Task instructions.
All of the records below should be output exactly.

>> Begin Records for this task

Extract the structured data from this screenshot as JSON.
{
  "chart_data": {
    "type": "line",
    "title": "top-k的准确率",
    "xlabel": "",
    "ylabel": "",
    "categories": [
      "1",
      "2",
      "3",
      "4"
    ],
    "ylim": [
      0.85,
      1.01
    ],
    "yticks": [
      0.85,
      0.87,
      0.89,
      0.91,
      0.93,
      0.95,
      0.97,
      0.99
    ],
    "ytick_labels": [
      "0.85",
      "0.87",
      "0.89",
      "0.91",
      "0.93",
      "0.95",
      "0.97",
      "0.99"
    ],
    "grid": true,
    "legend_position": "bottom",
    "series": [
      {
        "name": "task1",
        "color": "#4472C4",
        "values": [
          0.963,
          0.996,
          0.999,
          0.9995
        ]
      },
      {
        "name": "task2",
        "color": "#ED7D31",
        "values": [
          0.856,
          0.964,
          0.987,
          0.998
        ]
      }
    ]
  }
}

>> End Records for this task

Final answer.
Extract the structured data from this screenshot as JSON.
{
  "chart_data": {
    "type": "line",
    "title": "top-k的准确率",
    "xlabel": "",
    "ylabel": "",
    "categories": [
      "1",
      "2",
      "3",
      "4"
    ],
    "ylim": [
      0.85,
      1.01
    ],
    "yticks": [
      0.85,
      0.87,
      0.89,
      0.91,
      0.93,
      0.95,
      0.97,
      0.99
    ],
    "ytick_labels": [
      "0.85",
      "0.87",
      "0.89",
      "0.91",
      "0.93",
      "0.95",
      "0.97",
      "0.99"
    ],
    "grid": true,
    "legend_position": "bottom",
    "series": [
      {
        "name": "task1",
        "color": "#4472C4",
        "values": [
          0.963,
          0.996,
          0.999,
          0.9995
        ]
      },
      {
        "name": "task2",
        "color": "#ED7D31",
        "values": [
          0.856,
          0.964,
          0.987,
          0.998
        ]
      }
    ]
  }
}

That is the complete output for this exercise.